* EXCERPT TO READ *
- - -

3

In a study of crowdfunding, I am investigating the relationship between the reputation of a person seeking funding for a project (a continuous variable) and the proportion of funding target received (i.e., funding received/funding target*100).

The data I have however is right-censored. Some of the crowdfunding projects are still in the funding stage and therefore they may end up meeting or exceeding their funding target by the end of their funding period.

For the moment, I am using linear regression as follows in R:

lm(proportionFunded ~ reputationBorrower + controlVariables, data=subSample)

where subSample is all projects which have expired - i.e., whose remaining funding days is zero.

I understand that this is not the right approach as I am not considering the remaining projects (about 25%) which are still running (i.e., which are still not expired).

Is a Cox proportion model more suited for this purpose? If so, could you suggest what additional variables I need to compute and the syntax to use the Cox model in R?

Thank you!

SanMelkote
  • 621
  • 5
  • 20
  • 3
    Even ignoring censoring, please notice that the "proportion funded" is a variable between $[0,1]$; it would make sense to model this therefore using beta regression. – usεr11852 Feb 02 '20 at 10:57

2 Answers2

3

I think survival analysis would be a sensible choice here, given the fact that this process unfolds over time; that the process has a binary outcome (as you've construed it); and that some of your observations are right censored. If you go that route, you would need to make at least two significant changes.

  • Reframe your outcome of interest as a binary event, e.g., the achievement of full funding. You could then move your continuous measure of funding to date to the other side of the equation, to incorporate information about partial successes into the analysis.
  • Add time to the mix. This would probably be something like "time since founding," where you can put all the cases on a comparable scale, even if they occurred at different points in calendar time.

In R, the workhorse package for survival analysis is, appropriately, survival. For an overview of available tools and links to relevant documents, check out the CRAN Task View (here).

I'm not going to try to write code to perform an analysis when I don't have, and am not familiar with, the relevant data or research question. I will say, though, that you'll probably want to look into designs and code for analyses with time-varying covariates, i.e., where values of some or all of your independent variables change over the course of time between project launch and the end of observation (via success or censoring). That would be a must if you want to consider partial funding as a covariate.

- - -

* COLLECTED DATA *
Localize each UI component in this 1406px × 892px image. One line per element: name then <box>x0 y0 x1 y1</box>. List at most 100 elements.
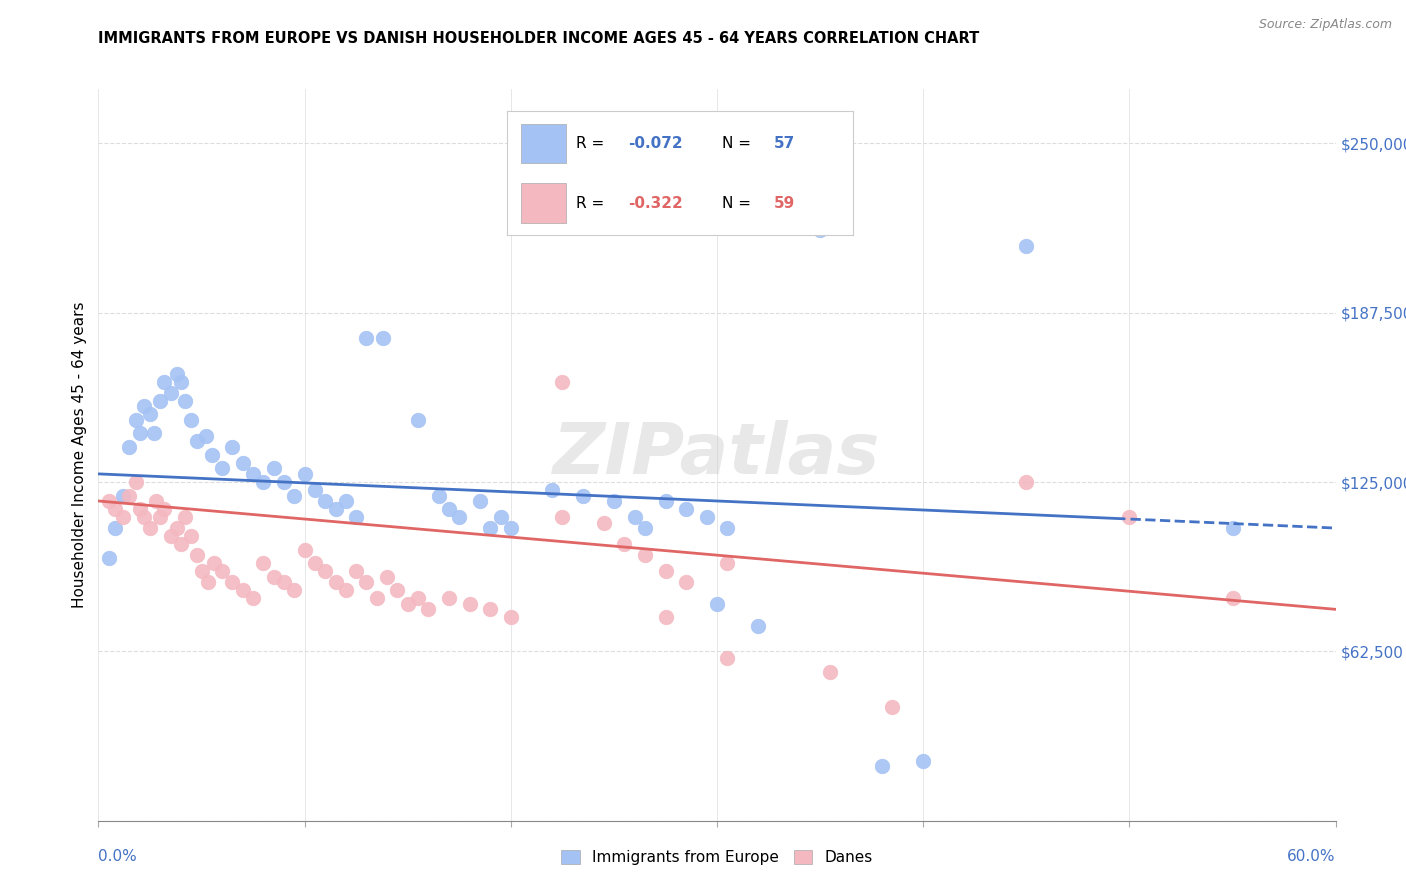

- - -

* SHORT PROBLEM *
Please retype the passage of the crowdfunding thread between "In R, the workhorse" and "as a covariate.", inclusive.

* SOLUTION BELOW *
In R, the workhorse package for survival analysis is, appropriately, survival. For an overview of available tools and links to relevant documents, check out the CRAN Task View (here).

I'm not going to try to write code to perform an analysis when I don't have, and am not familiar with, the relevant data or research question. I will say, though, that you'll probably want to look into designs and code for analyses with time-varying covariates, i.e., where values of some or all of your independent variables change over the course of time between project launch and the end of observation (via success or censoring). That would be a must if you want to consider partial funding as a covariate.